#### GIVEN ENTRIES
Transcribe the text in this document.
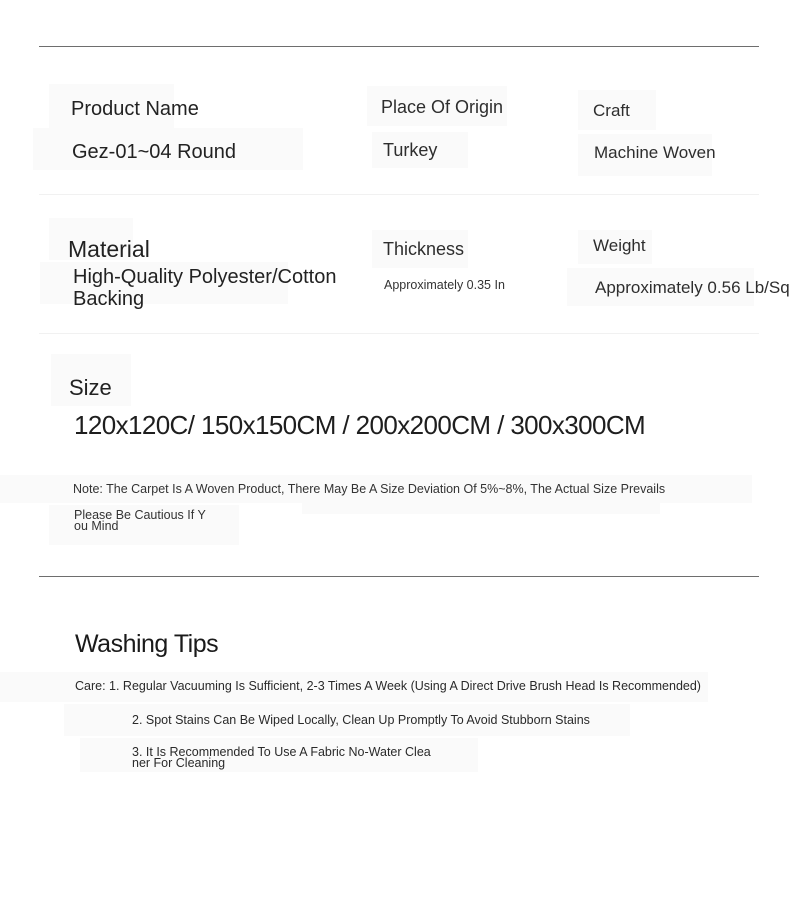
Product Name
Gez-01~04 Round
Place Of Origin
Turkey
Craft
Machine Woven
Material
High-Quality Polyester/Cotton
Backing
Thickness
Approximately 0.35 In
Weight
Approximately 0.56 Lb/Sq
Size
120x120C/ 150x150CM / 200x200CM / 300x300CM
Note: The Carpet Is A Woven Product, There May Be A Size Deviation Of 5%~8%, The Actual Size Prevails
Please Be Cautious If Y
ou Mind
Washing Tips
Care: 1. Regular Vacuuming Is Sufficient, 2-3 Times A Week (Using A Direct Drive Brush Head Is Recommended)
2. Spot Stains Can Be Wiped Locally, Clean Up Promptly To Avoid Stubborn Stains
3. It Is Recommended To Use A Fabric No-Water Clea
ner For Cleaning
########
- **GOAL**
Look through the listing above. Pick out each line with "Approximately" and copy it.

- **TASK RESULT**
Approximately 0.35 In
Approximately 0.56 Lb/Sq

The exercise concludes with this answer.